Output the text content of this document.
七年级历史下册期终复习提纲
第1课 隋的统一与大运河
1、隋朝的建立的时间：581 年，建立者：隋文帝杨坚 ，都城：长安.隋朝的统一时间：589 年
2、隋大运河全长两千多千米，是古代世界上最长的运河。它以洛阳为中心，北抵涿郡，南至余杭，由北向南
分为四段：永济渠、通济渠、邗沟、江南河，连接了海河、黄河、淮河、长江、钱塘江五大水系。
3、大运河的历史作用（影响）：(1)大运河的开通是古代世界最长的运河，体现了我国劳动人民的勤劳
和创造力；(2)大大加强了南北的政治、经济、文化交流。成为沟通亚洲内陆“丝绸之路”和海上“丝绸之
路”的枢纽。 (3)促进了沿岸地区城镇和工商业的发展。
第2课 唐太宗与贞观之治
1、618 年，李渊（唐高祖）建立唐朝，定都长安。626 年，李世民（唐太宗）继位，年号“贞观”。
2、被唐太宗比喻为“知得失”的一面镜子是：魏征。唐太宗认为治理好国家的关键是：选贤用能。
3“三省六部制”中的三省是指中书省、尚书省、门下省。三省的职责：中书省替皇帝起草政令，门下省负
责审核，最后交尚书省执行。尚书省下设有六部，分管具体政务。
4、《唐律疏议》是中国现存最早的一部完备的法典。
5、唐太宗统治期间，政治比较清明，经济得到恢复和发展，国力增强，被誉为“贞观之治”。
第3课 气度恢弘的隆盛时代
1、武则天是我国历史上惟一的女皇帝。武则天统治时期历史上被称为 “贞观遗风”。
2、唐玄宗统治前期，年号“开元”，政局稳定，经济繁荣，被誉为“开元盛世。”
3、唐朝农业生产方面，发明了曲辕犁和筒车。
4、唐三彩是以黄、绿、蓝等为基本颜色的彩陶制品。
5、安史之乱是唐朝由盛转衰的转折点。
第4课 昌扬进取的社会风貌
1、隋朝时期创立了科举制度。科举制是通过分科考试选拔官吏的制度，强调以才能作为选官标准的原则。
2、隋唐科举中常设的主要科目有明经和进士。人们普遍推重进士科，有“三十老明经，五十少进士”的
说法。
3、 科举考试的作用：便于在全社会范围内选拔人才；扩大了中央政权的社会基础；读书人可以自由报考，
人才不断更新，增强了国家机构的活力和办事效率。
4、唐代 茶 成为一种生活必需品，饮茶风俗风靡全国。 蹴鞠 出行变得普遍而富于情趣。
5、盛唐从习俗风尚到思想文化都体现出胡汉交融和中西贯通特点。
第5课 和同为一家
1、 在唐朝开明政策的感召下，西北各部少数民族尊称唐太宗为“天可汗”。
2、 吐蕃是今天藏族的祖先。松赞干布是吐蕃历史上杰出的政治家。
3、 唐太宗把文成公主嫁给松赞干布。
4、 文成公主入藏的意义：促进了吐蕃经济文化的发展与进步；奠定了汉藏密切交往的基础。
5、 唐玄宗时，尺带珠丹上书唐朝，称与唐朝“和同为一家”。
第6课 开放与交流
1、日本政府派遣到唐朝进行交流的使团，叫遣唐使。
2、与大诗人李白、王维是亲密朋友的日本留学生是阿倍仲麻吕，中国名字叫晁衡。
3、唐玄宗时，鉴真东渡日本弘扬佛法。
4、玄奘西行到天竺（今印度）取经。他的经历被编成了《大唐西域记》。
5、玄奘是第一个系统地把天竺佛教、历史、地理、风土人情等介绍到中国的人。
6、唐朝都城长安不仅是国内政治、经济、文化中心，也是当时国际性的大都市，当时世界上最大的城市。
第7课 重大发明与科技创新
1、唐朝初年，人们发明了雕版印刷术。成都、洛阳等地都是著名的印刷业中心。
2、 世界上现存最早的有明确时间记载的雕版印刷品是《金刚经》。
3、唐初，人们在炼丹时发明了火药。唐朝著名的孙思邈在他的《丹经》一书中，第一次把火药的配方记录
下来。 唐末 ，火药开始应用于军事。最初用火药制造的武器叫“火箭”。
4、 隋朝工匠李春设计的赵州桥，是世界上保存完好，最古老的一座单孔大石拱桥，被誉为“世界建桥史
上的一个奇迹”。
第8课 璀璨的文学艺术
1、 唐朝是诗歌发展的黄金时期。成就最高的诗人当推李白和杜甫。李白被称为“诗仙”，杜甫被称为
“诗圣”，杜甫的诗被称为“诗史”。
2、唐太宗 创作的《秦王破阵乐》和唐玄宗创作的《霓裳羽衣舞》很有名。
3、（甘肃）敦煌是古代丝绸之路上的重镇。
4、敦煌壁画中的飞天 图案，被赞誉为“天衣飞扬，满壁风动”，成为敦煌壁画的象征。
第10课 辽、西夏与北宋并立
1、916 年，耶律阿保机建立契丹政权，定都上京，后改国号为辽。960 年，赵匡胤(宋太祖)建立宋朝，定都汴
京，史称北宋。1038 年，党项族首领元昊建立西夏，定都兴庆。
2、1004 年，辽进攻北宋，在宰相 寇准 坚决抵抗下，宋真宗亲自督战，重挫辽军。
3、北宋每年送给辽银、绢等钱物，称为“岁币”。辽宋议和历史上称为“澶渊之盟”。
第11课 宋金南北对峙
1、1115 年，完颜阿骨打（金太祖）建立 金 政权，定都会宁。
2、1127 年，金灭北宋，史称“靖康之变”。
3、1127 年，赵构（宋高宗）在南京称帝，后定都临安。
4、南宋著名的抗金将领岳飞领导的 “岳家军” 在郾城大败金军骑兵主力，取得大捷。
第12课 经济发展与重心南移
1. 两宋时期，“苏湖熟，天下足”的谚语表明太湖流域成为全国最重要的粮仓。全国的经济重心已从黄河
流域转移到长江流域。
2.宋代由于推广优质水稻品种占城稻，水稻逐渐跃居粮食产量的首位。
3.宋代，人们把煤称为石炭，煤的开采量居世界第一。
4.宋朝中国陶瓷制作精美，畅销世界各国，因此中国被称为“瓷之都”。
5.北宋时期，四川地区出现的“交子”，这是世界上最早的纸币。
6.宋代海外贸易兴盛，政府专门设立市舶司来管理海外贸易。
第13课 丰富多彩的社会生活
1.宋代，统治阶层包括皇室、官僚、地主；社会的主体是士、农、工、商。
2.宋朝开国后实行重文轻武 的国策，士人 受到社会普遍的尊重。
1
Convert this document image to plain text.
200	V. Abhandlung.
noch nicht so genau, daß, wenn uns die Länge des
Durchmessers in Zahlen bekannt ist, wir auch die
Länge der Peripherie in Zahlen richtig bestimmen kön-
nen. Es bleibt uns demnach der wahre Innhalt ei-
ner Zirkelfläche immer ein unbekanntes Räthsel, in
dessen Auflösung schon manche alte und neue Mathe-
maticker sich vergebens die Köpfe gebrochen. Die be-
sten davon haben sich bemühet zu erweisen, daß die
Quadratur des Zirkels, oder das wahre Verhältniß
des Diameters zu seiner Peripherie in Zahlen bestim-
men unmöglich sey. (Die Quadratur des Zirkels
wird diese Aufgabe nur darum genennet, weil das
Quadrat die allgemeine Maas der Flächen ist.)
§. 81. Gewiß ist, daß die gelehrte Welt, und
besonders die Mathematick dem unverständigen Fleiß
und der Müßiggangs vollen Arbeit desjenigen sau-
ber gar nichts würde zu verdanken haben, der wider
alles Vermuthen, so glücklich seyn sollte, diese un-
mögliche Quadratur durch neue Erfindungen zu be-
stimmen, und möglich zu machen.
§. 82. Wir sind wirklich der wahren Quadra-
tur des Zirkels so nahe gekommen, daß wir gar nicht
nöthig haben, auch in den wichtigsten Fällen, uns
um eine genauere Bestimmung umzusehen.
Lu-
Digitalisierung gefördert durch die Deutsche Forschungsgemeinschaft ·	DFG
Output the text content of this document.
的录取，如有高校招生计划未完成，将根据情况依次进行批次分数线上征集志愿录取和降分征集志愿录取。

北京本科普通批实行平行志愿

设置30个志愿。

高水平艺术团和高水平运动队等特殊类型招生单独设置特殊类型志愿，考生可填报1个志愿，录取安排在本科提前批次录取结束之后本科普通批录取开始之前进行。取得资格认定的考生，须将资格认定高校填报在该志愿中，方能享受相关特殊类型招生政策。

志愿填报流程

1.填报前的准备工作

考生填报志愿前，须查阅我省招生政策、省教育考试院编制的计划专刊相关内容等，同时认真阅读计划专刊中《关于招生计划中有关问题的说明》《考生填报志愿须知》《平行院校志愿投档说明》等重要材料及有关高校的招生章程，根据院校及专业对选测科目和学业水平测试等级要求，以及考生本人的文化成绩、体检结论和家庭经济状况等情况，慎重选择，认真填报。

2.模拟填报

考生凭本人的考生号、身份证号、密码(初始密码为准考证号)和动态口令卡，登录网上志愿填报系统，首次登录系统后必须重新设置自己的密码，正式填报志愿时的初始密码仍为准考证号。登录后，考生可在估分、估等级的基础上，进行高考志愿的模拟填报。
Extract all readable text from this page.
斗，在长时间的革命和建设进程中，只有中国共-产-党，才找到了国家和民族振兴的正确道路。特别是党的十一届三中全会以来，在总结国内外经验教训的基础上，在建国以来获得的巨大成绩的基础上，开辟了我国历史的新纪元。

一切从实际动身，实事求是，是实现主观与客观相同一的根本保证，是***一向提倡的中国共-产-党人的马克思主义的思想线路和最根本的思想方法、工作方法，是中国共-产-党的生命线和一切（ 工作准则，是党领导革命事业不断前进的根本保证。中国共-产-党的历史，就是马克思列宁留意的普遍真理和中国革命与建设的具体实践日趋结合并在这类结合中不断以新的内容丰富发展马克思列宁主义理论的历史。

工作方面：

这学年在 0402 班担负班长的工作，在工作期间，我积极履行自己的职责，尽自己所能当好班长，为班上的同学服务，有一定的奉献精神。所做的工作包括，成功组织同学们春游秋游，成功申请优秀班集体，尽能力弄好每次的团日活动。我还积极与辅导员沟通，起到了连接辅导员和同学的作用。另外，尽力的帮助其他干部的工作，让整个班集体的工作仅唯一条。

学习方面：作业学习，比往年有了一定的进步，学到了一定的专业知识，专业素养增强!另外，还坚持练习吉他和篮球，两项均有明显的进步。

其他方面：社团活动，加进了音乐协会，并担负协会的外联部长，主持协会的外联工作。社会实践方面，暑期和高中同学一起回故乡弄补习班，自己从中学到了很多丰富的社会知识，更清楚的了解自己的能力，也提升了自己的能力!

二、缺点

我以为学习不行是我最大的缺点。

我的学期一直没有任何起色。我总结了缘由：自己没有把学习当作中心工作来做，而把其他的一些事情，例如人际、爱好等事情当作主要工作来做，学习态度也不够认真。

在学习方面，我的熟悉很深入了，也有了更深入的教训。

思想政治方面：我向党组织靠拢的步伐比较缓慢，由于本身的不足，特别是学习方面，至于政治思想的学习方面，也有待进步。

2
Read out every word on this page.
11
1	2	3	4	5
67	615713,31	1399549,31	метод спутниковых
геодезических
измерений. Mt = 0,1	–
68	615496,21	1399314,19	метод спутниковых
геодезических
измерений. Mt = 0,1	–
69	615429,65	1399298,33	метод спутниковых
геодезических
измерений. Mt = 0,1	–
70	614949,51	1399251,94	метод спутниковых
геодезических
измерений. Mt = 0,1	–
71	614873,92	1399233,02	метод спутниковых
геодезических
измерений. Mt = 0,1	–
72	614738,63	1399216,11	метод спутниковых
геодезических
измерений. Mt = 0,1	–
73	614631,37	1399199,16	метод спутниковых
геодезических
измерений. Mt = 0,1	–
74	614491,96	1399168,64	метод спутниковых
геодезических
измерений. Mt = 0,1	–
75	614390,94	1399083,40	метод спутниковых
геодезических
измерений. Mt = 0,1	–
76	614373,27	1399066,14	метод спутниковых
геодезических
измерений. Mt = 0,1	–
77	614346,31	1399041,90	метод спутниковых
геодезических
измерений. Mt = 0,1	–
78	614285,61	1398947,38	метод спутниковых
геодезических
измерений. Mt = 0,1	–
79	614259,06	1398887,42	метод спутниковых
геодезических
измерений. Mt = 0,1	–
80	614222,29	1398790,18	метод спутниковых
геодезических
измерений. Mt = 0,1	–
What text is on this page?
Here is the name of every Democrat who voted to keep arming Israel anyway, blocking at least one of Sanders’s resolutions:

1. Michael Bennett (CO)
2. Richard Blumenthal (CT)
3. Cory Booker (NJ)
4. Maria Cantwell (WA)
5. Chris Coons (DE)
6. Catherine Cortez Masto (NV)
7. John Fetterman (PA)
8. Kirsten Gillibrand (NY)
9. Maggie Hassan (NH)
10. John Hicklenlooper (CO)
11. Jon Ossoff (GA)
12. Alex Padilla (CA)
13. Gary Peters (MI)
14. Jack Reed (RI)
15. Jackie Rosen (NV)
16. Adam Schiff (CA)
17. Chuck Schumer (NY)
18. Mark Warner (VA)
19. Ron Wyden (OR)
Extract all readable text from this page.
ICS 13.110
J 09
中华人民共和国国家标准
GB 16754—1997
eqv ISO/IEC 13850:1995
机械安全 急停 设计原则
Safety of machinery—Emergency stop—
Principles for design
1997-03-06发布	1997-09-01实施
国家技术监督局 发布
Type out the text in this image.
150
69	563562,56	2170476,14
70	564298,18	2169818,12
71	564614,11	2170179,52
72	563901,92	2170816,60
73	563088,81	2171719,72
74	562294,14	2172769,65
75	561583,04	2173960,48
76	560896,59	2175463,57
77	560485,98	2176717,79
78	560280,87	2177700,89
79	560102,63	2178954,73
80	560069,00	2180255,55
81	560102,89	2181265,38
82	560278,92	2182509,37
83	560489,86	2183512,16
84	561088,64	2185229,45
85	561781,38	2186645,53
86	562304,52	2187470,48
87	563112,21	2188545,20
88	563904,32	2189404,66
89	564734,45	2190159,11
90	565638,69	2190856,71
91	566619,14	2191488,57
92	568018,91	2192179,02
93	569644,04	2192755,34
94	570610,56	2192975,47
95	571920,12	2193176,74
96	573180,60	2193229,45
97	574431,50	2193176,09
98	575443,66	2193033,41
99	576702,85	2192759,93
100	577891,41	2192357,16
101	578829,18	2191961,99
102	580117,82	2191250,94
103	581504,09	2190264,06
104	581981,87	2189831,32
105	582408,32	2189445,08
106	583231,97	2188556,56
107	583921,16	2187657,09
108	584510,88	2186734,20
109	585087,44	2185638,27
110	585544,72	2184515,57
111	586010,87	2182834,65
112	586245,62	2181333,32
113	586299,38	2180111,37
□ □ □ □ □ □ □
Work to do: Copy out the lines starting at the one containing "What text is on this page?" and ending with the last line of the entries. Include nothing else.

Answer to the exercise:
What text is on this page?
Here is the name of every Democrat who voted to keep arming Israel anyway, blocking at least one of Sanders’s resolutions:

1. Michael Bennett (CO)
2. Richard Blumenthal (CT)
3. Cory Booker (NJ)
4. Maria Cantwell (WA)
5. Chris Coons (DE)
6. Catherine Cortez Masto (NV)
7. John Fetterman (PA)
8. Kirsten Gillibrand (NY)
9. Maggie Hassan (NH)
10. John Hicklenlooper (CO)
11. Jon Ossoff (GA)
12. Alex Padilla (CA)
13. Gary Peters (MI)
14. Jack Reed (RI)
15. Jackie Rosen (NV)
16. Adam Schiff (CA)
17. Chuck Schumer (NY)
18. Mark Warner (VA)
19. Ron Wyden (OR)
Extract all readable text from this page.
ICS 13.110
J 09
中华人民共和国国家标准
GB 16754—1997
eqv ISO/IEC 13850:1995
机械安全 急停 设计原则
Safety of machinery—Emergency stop—
Principles for design
1997-03-06发布	1997-09-01实施
国家技术监督局 发布
Type out the text in this image.
150
69	563562,56	2170476,14
70	564298,18	2169818,12
71	564614,11	2170179,52
72	563901,92	2170816,60
73	563088,81	2171719,72
74	562294,14	2172769,65
75	561583,04	2173960,48
76	560896,59	2175463,57
77	560485,98	2176717,79
78	560280,87	2177700,89
79	560102,63	2178954,73
80	560069,00	2180255,55
81	560102,89	2181265,38
82	560278,92	2182509,37
83	560489,86	2183512,16
84	561088,64	2185229,45
85	561781,38	2186645,53
86	562304,52	2187470,48
87	563112,21	2188545,20
88	563904,32	2189404,66
89	564734,45	2190159,11
90	565638,69	2190856,71
91	566619,14	2191488,57
92	568018,91	2192179,02
93	569644,04	2192755,34
94	570610,56	2192975,47
95	571920,12	2193176,74
96	573180,60	2193229,45
97	574431,50	2193176,09
98	575443,66	2193033,41
99	576702,85	2192759,93
100	577891,41	2192357,16
101	578829,18	2191961,99
102	580117,82	2191250,94
103	581504,09	2190264,06
104	581981,87	2189831,32
105	582408,32	2189445,08
106	583231,97	2188556,56
107	583921,16	2187657,09
108	584510,88	2186734,20
109	585087,44	2185638,27
110	585544,72	2184515,57
111	586010,87	2182834,65
112	586245,62	2181333,32
113	586299,38	2180111,37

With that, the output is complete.